[Dataset rows]

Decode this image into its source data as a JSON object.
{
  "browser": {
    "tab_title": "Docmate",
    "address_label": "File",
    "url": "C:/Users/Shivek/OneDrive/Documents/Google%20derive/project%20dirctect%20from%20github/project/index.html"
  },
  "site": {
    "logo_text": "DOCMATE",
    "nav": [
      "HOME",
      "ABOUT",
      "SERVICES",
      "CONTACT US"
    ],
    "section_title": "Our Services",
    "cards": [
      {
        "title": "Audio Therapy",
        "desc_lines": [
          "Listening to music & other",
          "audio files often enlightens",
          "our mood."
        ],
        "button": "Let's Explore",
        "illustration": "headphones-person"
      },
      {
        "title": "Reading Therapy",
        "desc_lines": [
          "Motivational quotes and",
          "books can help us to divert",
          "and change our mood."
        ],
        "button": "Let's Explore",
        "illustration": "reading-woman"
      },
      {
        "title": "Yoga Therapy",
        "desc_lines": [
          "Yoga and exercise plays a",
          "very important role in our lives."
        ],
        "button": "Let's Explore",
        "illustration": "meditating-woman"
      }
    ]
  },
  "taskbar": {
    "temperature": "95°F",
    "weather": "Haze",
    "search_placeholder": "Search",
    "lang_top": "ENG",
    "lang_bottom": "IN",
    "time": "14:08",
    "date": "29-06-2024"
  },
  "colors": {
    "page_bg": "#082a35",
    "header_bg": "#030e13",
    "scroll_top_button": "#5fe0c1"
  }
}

■ Exercise instructions
Return the entries above exactly as they appear.

■ Answer to this exercise
Decode this image into its source data as a JSON object.
{
  "browser": {
    "tab_title": "Docmate",
    "address_label": "File",
    "url": "C:/Users/Shivek/OneDrive/Documents/Google%20derive/project%20dirctect%20from%20github/project/index.html"
  },
  "site": {
    "logo_text": "DOCMATE",
    "nav": [
      "HOME",
      "ABOUT",
      "SERVICES",
      "CONTACT US"
    ],
    "section_title": "Our Services",
    "cards": [
      {
        "title": "Audio Therapy",
        "desc_lines": [
          "Listening to music & other",
          "audio files often enlightens",
          "our mood."
        ],
        "button": "Let's Explore",
        "illustration": "headphones-person"
      },
      {
        "title": "Reading Therapy",
        "desc_lines": [
          "Motivational quotes and",
          "books can help us to divert",
          "and change our mood."
        ],
        "button": "Let's Explore",
        "illustration": "reading-woman"
      },
      {
        "title": "Yoga Therapy",
        "desc_lines": [
          "Yoga and exercise plays a",
          "very important role in our lives."
        ],
        "button": "Let's Explore",
        "illustration": "meditating-woman"
      }
    ]
  },
  "taskbar": {
    "temperature": "95°F",
    "weather": "Haze",
    "search_placeholder": "Search",
    "lang_top": "ENG",
    "lang_bottom": "IN",
    "time": "14:08",
    "date": "29-06-2024"
  },
  "colors": {
    "page_bg": "#082a35",
    "header_bg": "#030e13",
    "scroll_top_button": "#5fe0c1"
  }
}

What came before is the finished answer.